REQUIRED TASK: Lines before the one containing "OCR this image." are excluded; retype that line and all remaining lines of the material exactly.

# GIVEN ENTRIES start

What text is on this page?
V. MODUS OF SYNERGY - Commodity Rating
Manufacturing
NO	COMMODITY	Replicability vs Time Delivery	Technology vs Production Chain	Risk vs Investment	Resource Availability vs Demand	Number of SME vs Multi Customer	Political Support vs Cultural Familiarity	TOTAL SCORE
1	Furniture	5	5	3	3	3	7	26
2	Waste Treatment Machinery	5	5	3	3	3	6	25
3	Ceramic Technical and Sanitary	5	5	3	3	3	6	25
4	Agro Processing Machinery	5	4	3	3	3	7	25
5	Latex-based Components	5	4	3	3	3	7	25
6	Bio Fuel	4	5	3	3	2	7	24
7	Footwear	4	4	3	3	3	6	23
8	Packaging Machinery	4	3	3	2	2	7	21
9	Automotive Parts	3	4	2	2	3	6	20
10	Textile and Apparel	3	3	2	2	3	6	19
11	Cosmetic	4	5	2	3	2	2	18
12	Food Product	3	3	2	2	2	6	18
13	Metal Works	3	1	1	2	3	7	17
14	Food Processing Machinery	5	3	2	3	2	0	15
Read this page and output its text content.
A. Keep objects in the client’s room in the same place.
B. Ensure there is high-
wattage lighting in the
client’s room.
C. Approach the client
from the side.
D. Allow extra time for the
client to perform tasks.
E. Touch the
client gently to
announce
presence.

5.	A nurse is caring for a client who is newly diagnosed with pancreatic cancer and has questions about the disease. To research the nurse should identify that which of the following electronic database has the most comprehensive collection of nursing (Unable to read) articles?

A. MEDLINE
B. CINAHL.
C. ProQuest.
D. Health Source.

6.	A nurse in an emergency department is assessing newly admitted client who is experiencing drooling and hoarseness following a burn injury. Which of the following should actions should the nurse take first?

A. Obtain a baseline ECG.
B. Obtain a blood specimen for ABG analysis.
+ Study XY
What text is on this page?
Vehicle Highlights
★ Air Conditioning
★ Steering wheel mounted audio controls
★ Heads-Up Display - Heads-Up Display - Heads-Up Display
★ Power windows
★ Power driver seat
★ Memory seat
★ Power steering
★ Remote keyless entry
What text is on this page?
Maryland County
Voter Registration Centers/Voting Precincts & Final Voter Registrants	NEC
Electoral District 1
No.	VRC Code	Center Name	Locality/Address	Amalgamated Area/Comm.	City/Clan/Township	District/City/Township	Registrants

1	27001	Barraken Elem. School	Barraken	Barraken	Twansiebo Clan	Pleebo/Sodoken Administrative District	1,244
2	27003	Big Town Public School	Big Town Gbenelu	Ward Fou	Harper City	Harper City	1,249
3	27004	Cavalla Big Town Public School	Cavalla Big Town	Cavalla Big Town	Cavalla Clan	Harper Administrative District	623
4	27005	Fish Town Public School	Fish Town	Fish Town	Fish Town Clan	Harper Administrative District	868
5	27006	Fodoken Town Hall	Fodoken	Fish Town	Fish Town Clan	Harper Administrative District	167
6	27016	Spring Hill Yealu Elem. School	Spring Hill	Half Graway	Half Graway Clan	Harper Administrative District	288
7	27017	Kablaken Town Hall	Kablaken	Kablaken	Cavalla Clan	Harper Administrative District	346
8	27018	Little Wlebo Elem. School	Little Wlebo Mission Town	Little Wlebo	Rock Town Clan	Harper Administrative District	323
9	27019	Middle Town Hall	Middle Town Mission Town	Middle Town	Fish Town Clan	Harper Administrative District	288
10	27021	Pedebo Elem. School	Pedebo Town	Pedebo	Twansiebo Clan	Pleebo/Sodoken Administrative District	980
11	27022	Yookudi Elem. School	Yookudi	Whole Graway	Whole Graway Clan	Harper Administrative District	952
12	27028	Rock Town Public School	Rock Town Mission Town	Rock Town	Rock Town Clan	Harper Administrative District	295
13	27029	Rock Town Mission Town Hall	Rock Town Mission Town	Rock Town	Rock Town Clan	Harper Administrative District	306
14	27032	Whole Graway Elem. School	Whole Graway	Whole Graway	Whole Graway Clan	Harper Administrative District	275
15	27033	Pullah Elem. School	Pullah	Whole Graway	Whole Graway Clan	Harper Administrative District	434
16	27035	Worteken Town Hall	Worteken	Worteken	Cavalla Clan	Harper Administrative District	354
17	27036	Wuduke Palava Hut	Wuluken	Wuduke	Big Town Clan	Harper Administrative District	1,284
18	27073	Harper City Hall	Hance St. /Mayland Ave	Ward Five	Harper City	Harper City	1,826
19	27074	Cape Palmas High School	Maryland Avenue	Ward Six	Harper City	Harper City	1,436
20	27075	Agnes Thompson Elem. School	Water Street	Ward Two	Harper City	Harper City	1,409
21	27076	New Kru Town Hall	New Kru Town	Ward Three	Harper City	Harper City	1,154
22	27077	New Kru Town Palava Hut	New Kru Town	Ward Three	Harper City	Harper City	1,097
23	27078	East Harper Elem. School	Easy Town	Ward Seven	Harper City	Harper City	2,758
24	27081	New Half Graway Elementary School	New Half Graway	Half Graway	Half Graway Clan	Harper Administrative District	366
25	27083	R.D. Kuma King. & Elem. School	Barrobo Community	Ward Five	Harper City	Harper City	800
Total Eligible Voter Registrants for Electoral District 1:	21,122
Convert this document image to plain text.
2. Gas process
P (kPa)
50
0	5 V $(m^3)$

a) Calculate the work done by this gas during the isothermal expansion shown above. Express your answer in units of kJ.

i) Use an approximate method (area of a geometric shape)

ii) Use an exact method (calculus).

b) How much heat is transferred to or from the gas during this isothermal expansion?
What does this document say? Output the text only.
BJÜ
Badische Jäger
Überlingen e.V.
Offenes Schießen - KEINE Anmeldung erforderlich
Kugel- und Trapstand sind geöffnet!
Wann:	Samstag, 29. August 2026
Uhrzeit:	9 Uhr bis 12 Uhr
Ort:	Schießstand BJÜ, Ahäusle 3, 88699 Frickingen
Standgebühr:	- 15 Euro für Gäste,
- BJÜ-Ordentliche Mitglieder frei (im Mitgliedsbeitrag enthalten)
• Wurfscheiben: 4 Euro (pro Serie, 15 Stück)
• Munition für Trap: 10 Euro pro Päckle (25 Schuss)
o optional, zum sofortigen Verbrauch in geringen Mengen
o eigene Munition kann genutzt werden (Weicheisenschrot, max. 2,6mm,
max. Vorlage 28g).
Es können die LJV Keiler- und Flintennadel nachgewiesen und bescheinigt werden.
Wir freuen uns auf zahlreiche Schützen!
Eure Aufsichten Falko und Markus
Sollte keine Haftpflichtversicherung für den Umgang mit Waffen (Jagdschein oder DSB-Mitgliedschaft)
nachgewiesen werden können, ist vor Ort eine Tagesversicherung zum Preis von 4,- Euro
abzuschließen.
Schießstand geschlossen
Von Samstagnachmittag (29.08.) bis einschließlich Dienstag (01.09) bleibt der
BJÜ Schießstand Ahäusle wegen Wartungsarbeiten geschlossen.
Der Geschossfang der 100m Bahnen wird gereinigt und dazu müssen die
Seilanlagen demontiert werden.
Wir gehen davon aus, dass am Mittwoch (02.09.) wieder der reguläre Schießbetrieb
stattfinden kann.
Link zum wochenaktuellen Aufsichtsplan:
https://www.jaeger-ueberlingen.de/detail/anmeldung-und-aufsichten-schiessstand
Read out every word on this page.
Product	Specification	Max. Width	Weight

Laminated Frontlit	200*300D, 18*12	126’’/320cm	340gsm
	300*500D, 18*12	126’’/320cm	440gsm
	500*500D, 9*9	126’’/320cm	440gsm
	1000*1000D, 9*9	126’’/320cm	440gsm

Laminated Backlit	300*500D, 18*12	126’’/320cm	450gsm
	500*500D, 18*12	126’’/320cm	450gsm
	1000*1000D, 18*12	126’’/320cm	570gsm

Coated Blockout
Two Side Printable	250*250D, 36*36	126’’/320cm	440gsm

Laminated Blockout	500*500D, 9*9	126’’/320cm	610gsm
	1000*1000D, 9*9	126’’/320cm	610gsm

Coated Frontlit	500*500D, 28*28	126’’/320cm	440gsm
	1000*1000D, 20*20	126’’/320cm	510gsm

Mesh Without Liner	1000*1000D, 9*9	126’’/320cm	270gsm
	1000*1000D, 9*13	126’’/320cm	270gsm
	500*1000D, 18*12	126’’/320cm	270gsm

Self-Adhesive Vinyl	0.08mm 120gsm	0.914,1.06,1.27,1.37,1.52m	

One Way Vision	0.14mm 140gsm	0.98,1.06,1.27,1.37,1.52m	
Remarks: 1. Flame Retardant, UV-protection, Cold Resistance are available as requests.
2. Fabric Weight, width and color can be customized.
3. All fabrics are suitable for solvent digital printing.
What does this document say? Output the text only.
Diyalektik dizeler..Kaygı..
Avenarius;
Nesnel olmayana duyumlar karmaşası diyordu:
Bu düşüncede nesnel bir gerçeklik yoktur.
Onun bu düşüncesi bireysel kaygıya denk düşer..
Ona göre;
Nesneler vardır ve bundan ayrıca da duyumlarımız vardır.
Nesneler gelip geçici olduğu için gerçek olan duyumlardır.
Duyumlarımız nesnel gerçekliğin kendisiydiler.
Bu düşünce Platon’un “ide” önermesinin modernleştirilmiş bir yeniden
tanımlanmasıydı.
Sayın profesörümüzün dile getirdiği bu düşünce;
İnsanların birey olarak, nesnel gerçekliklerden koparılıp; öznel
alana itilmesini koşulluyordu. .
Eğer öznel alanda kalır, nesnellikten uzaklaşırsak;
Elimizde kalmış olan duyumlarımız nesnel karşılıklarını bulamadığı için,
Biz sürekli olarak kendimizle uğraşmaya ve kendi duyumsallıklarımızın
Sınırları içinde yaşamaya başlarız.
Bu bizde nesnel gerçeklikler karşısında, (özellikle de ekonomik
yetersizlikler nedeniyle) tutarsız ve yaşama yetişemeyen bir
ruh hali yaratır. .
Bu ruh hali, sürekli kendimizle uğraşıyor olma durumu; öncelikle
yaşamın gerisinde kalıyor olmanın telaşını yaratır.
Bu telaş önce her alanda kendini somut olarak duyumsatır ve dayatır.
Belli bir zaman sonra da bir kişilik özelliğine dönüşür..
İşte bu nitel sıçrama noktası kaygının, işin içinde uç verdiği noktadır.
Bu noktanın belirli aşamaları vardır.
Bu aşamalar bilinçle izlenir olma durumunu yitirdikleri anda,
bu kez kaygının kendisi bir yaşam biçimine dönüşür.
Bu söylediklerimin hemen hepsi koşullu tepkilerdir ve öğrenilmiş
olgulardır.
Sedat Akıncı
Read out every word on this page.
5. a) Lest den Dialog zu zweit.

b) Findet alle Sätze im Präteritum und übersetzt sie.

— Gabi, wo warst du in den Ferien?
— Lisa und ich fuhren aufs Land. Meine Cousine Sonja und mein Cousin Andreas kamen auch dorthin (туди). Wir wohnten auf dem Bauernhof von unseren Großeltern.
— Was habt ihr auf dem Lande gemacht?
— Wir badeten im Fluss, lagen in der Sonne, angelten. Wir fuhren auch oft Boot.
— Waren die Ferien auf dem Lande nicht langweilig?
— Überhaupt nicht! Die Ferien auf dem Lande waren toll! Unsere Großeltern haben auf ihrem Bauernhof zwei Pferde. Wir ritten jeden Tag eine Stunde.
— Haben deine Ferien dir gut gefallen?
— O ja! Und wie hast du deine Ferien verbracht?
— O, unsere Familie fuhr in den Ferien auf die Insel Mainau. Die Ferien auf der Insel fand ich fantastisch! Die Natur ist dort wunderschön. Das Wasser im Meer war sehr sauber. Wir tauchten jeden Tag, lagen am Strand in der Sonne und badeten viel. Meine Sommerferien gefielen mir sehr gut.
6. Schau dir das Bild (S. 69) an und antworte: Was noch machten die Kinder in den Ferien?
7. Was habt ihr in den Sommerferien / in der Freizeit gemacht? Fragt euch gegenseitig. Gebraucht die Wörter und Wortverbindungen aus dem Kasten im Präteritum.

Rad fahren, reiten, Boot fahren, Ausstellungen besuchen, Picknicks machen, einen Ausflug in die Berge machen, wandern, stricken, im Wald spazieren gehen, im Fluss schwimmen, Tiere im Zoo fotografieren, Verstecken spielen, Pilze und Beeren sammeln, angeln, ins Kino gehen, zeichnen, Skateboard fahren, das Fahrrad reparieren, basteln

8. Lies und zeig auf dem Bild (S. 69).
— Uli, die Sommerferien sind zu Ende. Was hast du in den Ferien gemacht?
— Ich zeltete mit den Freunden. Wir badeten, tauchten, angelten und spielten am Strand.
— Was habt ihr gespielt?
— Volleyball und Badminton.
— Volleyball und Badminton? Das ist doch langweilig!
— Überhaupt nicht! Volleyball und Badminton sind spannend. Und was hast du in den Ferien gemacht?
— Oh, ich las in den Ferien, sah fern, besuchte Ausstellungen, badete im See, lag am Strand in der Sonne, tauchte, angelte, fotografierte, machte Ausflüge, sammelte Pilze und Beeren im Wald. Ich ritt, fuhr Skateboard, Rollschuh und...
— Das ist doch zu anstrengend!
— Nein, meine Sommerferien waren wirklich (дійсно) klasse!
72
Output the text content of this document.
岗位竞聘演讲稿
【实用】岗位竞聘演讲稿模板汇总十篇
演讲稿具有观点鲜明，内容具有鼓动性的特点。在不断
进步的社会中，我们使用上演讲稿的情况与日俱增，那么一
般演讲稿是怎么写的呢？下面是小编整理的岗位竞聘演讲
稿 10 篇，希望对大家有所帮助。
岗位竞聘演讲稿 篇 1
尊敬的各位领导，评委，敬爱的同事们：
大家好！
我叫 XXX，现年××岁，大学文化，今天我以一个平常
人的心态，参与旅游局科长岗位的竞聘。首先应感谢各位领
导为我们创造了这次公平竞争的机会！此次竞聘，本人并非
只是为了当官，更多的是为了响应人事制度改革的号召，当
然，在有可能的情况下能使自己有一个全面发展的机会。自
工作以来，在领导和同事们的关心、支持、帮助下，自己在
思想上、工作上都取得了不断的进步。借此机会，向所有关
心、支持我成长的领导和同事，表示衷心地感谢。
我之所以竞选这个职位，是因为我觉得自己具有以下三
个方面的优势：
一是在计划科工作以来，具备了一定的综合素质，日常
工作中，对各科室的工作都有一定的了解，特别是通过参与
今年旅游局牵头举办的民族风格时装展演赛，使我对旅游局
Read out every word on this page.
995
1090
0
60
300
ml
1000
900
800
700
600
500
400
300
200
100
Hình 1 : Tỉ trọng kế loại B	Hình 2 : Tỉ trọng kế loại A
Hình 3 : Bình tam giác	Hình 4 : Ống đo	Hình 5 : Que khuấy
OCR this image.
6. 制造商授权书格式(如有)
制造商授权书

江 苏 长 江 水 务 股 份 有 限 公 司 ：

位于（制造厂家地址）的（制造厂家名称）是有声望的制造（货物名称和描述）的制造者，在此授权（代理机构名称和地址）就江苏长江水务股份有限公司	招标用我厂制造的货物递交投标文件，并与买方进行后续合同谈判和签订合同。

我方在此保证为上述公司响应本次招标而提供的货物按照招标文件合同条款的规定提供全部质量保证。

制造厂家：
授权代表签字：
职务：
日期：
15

# GIVEN ENTRIES end

TASK SOLUTION:
OCR this image.
6. 制造商授权书格式(如有)
制造商授权书

江 苏 长 江 水 务 股 份 有 限 公 司 ：

位于（制造厂家地址）的（制造厂家名称）是有声望的制造（货物名称和描述）的制造者，在此授权（代理机构名称和地址）就江苏长江水务股份有限公司	招标用我厂制造的货物递交投标文件，并与买方进行后续合同谈判和签订合同。

我方在此保证为上述公司响应本次招标而提供的货物按照招标文件合同条款的规定提供全部质量保证。

制造厂家：
授权代表签字：
职务：
日期：
15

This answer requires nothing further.